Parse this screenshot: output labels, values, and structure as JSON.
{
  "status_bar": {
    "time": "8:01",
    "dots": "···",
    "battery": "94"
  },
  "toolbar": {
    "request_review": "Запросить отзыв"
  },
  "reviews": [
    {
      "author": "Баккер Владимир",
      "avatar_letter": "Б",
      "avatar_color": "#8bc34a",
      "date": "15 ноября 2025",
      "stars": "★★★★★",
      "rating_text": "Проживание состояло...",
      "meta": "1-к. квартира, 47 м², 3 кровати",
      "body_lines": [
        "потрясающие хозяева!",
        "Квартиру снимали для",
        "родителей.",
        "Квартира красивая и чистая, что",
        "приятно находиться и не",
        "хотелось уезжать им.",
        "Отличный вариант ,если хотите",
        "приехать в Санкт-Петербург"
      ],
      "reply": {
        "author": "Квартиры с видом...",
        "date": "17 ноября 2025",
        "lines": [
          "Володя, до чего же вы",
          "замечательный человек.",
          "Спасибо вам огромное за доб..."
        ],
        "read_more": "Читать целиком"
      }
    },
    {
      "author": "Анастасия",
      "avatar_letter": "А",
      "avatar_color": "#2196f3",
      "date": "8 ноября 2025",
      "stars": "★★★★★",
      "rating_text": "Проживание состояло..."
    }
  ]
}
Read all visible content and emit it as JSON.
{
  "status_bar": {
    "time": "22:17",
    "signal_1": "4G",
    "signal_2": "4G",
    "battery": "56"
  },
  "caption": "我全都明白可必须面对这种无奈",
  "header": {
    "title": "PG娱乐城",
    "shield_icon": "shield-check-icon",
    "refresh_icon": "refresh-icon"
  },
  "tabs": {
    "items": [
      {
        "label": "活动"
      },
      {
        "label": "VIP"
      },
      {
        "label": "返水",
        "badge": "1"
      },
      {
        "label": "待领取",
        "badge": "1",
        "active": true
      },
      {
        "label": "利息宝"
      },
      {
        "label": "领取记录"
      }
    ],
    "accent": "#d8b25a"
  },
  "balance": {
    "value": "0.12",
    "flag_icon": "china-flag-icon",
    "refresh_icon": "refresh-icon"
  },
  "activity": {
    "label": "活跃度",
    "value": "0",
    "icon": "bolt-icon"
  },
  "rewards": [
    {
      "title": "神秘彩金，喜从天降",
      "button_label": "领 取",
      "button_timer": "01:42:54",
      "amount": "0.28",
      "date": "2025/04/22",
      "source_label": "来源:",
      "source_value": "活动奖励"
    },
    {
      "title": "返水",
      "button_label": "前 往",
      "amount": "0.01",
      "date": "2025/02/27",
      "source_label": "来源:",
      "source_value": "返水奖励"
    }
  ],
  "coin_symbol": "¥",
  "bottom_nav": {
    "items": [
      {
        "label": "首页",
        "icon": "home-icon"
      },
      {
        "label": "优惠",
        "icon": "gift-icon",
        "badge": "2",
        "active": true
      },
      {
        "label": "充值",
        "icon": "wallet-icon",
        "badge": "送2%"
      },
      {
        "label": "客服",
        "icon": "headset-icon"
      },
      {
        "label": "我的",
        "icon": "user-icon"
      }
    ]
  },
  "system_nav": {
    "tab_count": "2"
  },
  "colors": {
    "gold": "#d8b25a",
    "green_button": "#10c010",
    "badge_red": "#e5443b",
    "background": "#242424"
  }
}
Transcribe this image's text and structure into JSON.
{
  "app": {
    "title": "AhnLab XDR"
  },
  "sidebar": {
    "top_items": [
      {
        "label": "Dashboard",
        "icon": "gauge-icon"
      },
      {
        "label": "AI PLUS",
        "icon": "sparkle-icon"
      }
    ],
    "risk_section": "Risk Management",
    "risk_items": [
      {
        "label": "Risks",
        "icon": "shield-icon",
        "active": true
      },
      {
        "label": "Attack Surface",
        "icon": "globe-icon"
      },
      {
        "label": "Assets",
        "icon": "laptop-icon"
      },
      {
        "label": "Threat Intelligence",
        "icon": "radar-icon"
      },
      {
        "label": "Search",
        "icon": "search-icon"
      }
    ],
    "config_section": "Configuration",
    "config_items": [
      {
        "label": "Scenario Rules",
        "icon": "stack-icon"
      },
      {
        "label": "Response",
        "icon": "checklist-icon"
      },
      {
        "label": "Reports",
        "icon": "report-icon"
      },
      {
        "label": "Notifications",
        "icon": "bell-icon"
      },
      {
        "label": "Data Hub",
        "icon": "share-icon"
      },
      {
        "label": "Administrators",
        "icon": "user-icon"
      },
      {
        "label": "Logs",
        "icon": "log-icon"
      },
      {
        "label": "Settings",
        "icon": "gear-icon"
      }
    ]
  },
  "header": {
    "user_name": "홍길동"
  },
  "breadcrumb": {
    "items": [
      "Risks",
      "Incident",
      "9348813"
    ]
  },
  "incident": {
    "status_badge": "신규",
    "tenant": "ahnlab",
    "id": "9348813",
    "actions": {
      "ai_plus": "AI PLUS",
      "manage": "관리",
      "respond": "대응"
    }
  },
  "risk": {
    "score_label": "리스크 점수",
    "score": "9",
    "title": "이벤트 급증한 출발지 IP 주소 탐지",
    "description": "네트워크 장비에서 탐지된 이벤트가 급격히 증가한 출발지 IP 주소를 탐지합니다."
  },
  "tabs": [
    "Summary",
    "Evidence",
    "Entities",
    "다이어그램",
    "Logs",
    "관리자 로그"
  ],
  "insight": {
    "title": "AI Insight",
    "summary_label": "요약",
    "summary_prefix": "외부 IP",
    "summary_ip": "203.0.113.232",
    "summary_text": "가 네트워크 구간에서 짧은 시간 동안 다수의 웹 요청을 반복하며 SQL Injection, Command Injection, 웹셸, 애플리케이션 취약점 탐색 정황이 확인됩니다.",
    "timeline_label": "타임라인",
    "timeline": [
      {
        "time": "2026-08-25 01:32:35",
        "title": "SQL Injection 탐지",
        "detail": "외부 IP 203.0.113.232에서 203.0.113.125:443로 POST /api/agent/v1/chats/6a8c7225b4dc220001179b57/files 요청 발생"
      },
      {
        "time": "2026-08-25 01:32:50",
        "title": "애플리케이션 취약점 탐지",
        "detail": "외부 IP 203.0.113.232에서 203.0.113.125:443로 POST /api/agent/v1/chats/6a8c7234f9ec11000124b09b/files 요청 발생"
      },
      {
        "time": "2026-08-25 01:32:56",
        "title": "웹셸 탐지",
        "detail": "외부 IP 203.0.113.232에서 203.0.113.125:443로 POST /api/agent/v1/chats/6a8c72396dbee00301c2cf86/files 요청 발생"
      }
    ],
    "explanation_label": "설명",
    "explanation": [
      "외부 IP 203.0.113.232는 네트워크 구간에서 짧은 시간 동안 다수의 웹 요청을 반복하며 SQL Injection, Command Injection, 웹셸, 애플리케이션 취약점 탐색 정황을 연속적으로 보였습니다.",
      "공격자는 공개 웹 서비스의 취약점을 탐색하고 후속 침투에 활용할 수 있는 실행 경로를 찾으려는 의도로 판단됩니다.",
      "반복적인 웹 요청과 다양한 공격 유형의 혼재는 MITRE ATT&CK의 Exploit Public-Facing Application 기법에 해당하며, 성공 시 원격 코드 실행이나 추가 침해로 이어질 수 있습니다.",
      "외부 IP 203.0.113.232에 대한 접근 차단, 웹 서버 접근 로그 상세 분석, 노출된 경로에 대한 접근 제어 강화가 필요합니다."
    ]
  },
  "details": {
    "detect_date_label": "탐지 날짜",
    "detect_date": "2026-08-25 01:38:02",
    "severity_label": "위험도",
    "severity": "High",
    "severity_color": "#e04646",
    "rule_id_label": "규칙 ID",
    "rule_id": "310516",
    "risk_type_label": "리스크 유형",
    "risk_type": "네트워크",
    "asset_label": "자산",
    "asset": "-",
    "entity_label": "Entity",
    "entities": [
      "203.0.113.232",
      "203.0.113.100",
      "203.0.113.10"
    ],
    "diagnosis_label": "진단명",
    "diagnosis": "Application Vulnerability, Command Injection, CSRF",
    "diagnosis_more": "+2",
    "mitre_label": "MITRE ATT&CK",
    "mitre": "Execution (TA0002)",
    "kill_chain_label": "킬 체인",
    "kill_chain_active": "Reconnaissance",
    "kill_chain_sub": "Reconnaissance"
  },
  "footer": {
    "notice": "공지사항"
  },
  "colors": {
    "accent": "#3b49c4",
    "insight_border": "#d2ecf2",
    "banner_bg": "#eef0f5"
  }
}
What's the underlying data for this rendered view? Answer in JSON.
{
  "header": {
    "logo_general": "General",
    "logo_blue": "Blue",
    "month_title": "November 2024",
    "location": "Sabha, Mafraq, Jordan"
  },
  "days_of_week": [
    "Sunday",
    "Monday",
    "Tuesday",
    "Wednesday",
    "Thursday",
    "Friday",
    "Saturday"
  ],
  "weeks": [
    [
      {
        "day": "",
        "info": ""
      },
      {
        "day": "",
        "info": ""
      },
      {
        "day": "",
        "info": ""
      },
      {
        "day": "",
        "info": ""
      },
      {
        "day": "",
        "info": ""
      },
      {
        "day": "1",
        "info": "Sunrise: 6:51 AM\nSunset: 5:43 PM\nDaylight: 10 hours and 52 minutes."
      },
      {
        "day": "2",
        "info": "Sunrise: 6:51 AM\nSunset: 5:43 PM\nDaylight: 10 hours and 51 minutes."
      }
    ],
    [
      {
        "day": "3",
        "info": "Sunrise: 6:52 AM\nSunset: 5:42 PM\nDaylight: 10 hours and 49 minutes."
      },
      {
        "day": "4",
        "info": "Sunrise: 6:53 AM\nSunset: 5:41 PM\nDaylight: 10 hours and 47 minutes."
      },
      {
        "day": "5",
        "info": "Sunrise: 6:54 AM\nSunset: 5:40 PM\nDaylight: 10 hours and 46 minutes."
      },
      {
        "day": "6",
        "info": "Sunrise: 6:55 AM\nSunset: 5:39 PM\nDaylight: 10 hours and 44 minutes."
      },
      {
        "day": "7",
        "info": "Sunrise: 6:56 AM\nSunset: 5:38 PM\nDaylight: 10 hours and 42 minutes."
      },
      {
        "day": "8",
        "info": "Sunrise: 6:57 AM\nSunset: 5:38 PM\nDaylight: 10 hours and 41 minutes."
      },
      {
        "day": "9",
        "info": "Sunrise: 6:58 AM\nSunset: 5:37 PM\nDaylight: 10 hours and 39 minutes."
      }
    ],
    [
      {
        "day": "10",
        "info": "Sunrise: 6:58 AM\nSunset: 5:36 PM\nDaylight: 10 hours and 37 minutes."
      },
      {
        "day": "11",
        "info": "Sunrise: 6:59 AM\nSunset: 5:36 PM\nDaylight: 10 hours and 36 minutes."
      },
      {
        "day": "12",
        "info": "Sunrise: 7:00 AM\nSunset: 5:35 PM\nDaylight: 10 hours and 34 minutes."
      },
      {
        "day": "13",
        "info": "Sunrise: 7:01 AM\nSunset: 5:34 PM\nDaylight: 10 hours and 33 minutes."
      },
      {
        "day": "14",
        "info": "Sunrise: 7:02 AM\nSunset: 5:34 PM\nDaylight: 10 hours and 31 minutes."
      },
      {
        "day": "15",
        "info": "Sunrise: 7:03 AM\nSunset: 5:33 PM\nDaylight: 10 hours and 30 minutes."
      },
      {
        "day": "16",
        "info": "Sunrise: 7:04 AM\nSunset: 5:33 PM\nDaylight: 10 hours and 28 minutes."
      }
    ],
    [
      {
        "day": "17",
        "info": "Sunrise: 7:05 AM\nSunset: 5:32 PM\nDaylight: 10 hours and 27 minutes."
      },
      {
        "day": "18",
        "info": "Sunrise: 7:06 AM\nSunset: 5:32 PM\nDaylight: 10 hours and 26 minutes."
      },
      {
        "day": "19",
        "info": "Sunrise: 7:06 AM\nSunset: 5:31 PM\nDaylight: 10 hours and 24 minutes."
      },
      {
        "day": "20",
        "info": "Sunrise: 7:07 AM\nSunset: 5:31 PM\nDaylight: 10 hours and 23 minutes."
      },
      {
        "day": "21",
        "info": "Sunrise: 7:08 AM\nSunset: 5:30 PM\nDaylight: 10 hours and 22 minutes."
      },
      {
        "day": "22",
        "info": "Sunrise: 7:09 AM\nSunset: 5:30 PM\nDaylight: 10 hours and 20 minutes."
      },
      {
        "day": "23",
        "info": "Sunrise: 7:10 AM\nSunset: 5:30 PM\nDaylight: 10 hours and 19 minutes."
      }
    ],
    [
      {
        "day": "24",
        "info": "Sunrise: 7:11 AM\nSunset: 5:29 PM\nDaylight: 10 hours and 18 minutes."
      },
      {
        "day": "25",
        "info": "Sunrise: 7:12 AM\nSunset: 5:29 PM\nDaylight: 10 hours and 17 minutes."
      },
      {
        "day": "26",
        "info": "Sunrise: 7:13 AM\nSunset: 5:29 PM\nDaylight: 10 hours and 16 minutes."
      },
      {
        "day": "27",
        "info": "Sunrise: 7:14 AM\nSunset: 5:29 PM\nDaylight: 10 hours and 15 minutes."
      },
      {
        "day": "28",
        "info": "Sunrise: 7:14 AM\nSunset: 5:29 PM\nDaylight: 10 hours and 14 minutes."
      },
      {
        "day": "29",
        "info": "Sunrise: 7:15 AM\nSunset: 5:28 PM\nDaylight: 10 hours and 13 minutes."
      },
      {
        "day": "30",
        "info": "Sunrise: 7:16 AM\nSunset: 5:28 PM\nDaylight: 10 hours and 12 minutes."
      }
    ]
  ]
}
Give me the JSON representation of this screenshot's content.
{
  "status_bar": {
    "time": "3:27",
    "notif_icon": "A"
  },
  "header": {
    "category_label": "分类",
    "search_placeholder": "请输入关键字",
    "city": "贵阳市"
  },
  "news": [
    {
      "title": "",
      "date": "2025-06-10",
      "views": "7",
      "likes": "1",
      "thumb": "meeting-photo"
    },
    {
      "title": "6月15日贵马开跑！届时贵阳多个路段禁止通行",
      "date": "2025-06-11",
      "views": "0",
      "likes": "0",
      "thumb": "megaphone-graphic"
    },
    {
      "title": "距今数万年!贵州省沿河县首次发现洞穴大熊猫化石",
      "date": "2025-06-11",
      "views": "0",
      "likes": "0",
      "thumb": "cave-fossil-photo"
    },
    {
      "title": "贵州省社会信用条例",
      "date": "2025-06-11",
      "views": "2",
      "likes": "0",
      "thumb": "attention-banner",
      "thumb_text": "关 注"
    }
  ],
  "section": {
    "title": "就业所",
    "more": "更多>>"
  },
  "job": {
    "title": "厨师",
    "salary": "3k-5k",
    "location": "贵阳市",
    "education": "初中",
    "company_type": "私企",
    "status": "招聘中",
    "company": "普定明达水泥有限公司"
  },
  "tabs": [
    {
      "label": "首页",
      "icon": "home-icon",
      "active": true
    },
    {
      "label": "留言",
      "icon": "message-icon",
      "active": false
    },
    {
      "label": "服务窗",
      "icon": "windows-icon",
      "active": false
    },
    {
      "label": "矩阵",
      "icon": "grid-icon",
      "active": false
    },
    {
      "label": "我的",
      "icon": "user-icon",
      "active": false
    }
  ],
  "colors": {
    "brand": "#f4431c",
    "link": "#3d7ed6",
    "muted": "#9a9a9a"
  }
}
----------------------------------------
#### What you have to do
Each line in the data that holds the string "structure" should be found and copied.

#### The completed task
Parse this screenshot: output labels, values, and structure as JSON.
Transcribe this image's text and structure into JSON.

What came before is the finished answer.